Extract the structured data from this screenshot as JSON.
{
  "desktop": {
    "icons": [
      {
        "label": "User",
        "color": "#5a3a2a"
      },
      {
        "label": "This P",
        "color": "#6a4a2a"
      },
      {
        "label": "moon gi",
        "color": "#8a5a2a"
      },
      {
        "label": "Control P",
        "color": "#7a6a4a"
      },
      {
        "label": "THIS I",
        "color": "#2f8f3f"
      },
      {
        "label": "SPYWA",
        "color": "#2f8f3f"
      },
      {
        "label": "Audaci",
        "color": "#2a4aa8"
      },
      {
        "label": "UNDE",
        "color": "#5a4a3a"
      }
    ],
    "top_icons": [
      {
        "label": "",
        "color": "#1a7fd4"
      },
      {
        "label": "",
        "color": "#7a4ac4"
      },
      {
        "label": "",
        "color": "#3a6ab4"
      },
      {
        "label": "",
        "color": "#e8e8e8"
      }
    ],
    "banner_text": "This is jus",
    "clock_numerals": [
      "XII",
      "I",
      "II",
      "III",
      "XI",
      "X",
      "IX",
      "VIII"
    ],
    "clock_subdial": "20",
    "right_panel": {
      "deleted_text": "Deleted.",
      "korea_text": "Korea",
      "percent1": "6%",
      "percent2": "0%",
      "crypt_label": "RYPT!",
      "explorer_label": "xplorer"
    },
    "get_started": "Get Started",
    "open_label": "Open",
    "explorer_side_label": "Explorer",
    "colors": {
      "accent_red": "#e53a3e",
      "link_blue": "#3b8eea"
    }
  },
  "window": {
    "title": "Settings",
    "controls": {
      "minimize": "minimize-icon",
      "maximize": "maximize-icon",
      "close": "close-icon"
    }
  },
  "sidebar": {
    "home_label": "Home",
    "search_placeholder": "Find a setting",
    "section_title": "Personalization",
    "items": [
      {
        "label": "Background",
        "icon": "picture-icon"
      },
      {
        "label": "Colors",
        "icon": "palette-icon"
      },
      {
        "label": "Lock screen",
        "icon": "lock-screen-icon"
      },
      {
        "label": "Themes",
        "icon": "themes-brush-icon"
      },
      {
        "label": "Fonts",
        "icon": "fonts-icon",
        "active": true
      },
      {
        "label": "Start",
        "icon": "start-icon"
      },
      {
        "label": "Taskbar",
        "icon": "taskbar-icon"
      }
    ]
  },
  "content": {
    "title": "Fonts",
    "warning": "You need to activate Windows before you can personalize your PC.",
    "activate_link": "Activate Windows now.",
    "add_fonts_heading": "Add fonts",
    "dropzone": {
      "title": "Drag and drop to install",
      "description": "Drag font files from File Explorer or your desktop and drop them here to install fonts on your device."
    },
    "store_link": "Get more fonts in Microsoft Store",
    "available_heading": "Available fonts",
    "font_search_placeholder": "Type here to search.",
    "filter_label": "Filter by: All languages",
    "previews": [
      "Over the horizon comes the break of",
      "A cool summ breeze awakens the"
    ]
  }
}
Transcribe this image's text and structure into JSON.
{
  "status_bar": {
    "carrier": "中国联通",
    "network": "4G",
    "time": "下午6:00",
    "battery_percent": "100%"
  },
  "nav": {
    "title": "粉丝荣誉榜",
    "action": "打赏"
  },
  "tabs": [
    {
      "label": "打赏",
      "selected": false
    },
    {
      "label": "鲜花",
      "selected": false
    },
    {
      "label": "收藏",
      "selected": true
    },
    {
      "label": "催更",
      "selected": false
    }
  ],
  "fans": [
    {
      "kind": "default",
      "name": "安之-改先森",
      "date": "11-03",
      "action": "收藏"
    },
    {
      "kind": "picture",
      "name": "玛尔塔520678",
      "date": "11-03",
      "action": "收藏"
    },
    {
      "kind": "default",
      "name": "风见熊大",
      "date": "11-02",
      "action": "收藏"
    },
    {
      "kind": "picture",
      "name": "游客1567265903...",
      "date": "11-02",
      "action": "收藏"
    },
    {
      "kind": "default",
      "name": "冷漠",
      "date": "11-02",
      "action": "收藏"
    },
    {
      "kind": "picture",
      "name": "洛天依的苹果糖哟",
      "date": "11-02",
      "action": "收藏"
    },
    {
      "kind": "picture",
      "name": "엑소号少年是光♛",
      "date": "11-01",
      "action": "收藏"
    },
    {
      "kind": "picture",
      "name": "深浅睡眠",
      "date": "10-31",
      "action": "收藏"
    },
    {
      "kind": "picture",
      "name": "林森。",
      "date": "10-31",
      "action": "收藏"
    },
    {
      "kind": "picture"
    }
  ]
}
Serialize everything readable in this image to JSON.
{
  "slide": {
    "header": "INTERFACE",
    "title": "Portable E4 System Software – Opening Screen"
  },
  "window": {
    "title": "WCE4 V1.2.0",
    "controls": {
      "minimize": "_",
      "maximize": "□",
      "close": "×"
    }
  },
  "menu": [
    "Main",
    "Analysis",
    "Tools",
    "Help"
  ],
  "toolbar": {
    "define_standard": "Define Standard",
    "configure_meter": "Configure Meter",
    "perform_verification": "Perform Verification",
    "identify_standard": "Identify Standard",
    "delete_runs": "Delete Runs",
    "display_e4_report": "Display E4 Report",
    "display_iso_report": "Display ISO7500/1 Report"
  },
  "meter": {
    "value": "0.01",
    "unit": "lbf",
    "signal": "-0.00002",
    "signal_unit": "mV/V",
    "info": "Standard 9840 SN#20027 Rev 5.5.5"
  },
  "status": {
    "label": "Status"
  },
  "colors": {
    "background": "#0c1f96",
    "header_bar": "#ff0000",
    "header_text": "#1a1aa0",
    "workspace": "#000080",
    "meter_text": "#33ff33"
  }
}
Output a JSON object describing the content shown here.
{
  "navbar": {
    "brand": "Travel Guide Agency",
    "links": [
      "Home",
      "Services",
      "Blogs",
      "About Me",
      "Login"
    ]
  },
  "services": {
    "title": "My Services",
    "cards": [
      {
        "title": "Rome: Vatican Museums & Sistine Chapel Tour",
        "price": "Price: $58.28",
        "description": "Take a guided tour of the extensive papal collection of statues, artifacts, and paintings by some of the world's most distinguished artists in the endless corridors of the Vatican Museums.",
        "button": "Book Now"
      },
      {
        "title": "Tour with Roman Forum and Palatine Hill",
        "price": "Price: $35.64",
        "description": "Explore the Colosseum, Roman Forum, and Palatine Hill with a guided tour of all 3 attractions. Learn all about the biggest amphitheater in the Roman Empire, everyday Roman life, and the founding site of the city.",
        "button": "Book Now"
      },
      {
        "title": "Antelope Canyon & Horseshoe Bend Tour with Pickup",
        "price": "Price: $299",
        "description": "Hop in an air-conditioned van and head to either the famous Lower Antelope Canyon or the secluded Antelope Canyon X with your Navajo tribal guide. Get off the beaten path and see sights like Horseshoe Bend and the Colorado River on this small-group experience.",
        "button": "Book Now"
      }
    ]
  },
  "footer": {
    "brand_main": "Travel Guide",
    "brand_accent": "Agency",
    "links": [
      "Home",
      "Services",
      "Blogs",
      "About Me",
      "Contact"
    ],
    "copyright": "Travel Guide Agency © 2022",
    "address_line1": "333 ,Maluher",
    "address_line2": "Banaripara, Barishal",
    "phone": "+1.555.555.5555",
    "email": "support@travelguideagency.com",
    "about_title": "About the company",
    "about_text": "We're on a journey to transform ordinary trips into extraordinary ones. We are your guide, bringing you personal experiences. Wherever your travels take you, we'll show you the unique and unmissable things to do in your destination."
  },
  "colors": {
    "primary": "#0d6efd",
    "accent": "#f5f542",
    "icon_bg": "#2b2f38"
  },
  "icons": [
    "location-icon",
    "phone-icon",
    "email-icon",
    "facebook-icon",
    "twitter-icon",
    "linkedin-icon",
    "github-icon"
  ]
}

Exercise requirements | Return each entry from above without altering a single character.

Answer to the problem |
Extract the structured data from this screenshot as JSON.
{
  "desktop": {
    "icons": [
      {
        "label": "User",
        "color": "#5a3a2a"
      },
      {
        "label": "This P",
        "color": "#6a4a2a"
      },
      {
        "label": "moon gi",
        "color": "#8a5a2a"
      },
      {
        "label": "Control P",
        "color": "#7a6a4a"
      },
      {
        "label": "THIS I",
        "color": "#2f8f3f"
      },
      {
        "label": "SPYWA",
        "color": "#2f8f3f"
      },
      {
        "label": "Audaci",
        "color": "#2a4aa8"
      },
      {
        "label": "UNDE",
        "color": "#5a4a3a"
      }
    ],
    "top_icons": [
      {
        "label": "",
        "color": "#1a7fd4"
      },
      {
        "label": "",
        "color": "#7a4ac4"
      },
      {
        "label": "",
        "color": "#3a6ab4"
      },
      {
        "label": "",
        "color": "#e8e8e8"
      }
    ],
    "banner_text": "This is jus",
    "clock_numerals": [
      "XII",
      "I",
      "II",
      "III",
      "XI",
      "X",
      "IX",
      "VIII"
    ],
    "clock_subdial": "20",
    "right_panel": {
      "deleted_text": "Deleted.",
      "korea_text": "Korea",
      "percent1": "6%",
      "percent2": "0%",
      "crypt_label": "RYPT!",
      "explorer_label": "xplorer"
    },
    "get_started": "Get Started",
    "open_label": "Open",
    "explorer_side_label": "Explorer",
    "colors": {
      "accent_red": "#e53a3e",
      "link_blue": "#3b8eea"
    }
  },
  "window": {
    "title": "Settings",
    "controls": {
      "minimize": "minimize-icon",
      "maximize": "maximize-icon",
      "close": "close-icon"
    }
  },
  "sidebar": {
    "home_label": "Home",
    "search_placeholder": "Find a setting",
    "section_title": "Personalization",
    "items": [
      {
        "label": "Background",
        "icon": "picture-icon"
      },
      {
        "label": "Colors",
        "icon": "palette-icon"
      },
      {
        "label": "Lock screen",
        "icon": "lock-screen-icon"
      },
      {
        "label": "Themes",
        "icon": "themes-brush-icon"
      },
      {
        "label": "Fonts",
        "icon": "fonts-icon",
        "active": true
      },
      {
        "label": "Start",
        "icon": "start-icon"
      },
      {
        "label": "Taskbar",
        "icon": "taskbar-icon"
      }
    ]
  },
  "content": {
    "title": "Fonts",
    "warning": "You need to activate Windows before you can personalize your PC.",
    "activate_link": "Activate Windows now.",
    "add_fonts_heading": "Add fonts",
    "dropzone": {
      "title": "Drag and drop to install",
      "description": "Drag font files from File Explorer or your desktop and drop them here to install fonts on your device."
    },
    "store_link": "Get more fonts in Microsoft Store",
    "available_heading": "Available fonts",
    "font_search_placeholder": "Type here to search.",
    "filter_label": "Filter by: All languages",
    "previews": [
      "Over the horizon comes the break of",
      "A cool summ breeze awakens the"
    ]
  }
}
Transcribe this image's text and structure into JSON.
{
  "status_bar": {
    "carrier": "中国联通",
    "network": "4G",
    "time": "下午6:00",
    "battery_percent": "100%"
  },
  "nav": {
    "title": "粉丝荣誉榜",
    "action": "打赏"
  },
  "tabs": [
    {
      "label": "打赏",
      "selected": false
    },
    {
      "label": "鲜花",
      "selected": false
    },
    {
      "label": "收藏",
      "selected": true
    },
    {
      "label": "催更",
      "selected": false
    }
  ],
  "fans": [
    {
      "kind": "default",
      "name": "安之-改先森",
      "date": "11-03",
      "action": "收藏"
    },
    {
      "kind": "picture",
      "name": "玛尔塔520678",
      "date": "11-03",
      "action": "收藏"
    },
    {
      "kind": "default",
      "name": "风见熊大",
      "date": "11-02",
      "action": "收藏"
    },
    {
      "kind": "picture",
      "name": "游客1567265903...",
      "date": "11-02",
      "action": "收藏"
    },
    {
      "kind": "default",
      "name": "冷漠",
      "date": "11-02",
      "action": "收藏"
    },
    {
      "kind": "picture",
      "name": "洛天依的苹果糖哟",
      "date": "11-02",
      "action": "收藏"
    },
    {
      "kind": "picture",
      "name": "엑소号少年是光♛",
      "date": "11-01",
      "action": "收藏"
    },
    {
      "kind": "picture",
      "name": "深浅睡眠",
      "date": "10-31",
      "action": "收藏"
    },
    {
      "kind": "picture",
      "name": "林森。",
      "date": "10-31",
      "action": "收藏"
    },
    {
      "kind": "picture"
    }
  ]
}
Serialize everything readable in this image to JSON.
{
  "slide": {
    "header": "INTERFACE",
    "title": "Portable E4 System Software – Opening Screen"
  },
  "window": {
    "title": "WCE4 V1.2.0",
    "controls": {
      "minimize": "_",
      "maximize": "□",
      "close": "×"
    }
  },
  "menu": [
    "Main",
    "Analysis",
    "Tools",
    "Help"
  ],
  "toolbar": {
    "define_standard": "Define Standard",
    "configure_meter": "Configure Meter",
    "perform_verification": "Perform Verification",
    "identify_standard": "Identify Standard",
    "delete_runs": "Delete Runs",
    "display_e4_report": "Display E4 Report",
    "display_iso_report": "Display ISO7500/1 Report"
  },
  "meter": {
    "value": "0.01",
    "unit": "lbf",
    "signal": "-0.00002",
    "signal_unit": "mV/V",
    "info": "Standard 9840 SN#20027 Rev 5.5.5"
  },
  "status": {
    "label": "Status"
  },
  "colors": {
    "background": "#0c1f96",
    "header_bar": "#ff0000",
    "header_text": "#1a1aa0",
    "workspace": "#000080",
    "meter_text": "#33ff33"
  }
}
Output a JSON object describing the content shown here.
{
  "navbar": {
    "brand": "Travel Guide Agency",
    "links": [
      "Home",
      "Services",
      "Blogs",
      "About Me",
      "Login"
    ]
  },
  "services": {
    "title": "My Services",
    "cards": [
      {
        "title": "Rome: Vatican Museums & Sistine Chapel Tour",
        "price": "Price: $58.28",
        "description": "Take a guided tour of the extensive papal collection of statues, artifacts, and paintings by some of the world's most distinguished artists in the endless corridors of the Vatican Museums.",
        "button": "Book Now"
      },
      {
        "title": "Tour with Roman Forum and Palatine Hill",
        "price": "Price: $35.64",
        "description": "Explore the Colosseum, Roman Forum, and Palatine Hill with a guided tour of all 3 attractions. Learn all about the biggest amphitheater in the Roman Empire, everyday Roman life, and the founding site of the city.",
        "button": "Book Now"
      },
      {
        "title": "Antelope Canyon & Horseshoe Bend Tour with Pickup",
        "price": "Price: $299",
        "description": "Hop in an air-conditioned van and head to either the famous Lower Antelope Canyon or the secluded Antelope Canyon X with your Navajo tribal guide. Get off the beaten path and see sights like Horseshoe Bend and the Colorado River on this small-group experience.",
        "button": "Book Now"
      }
    ]
  },
  "footer": {
    "brand_main": "Travel Guide",
    "brand_accent": "Agency",
    "links": [
      "Home",
      "Services",
      "Blogs",
      "About Me",
      "Contact"
    ],
    "copyright": "Travel Guide Agency © 2022",
    "address_line1": "333 ,Maluher",
    "address_line2": "Banaripara, Barishal",
    "phone": "+1.555.555.5555",
    "email": "support@travelguideagency.com",
    "about_title": "About the company",
    "about_text": "We're on a journey to transform ordinary trips into extraordinary ones. We are your guide, bringing you personal experiences. Wherever your travels take you, we'll show you the unique and unmissable things to do in your destination."
  },
  "colors": {
    "primary": "#0d6efd",
    "accent": "#f5f542",
    "icon_bg": "#2b2f38"
  },
  "icons": [
    "location-icon",
    "phone-icon",
    "email-icon",
    "facebook-icon",
    "twitter-icon",
    "linkedin-icon",
    "github-icon"
  ]
}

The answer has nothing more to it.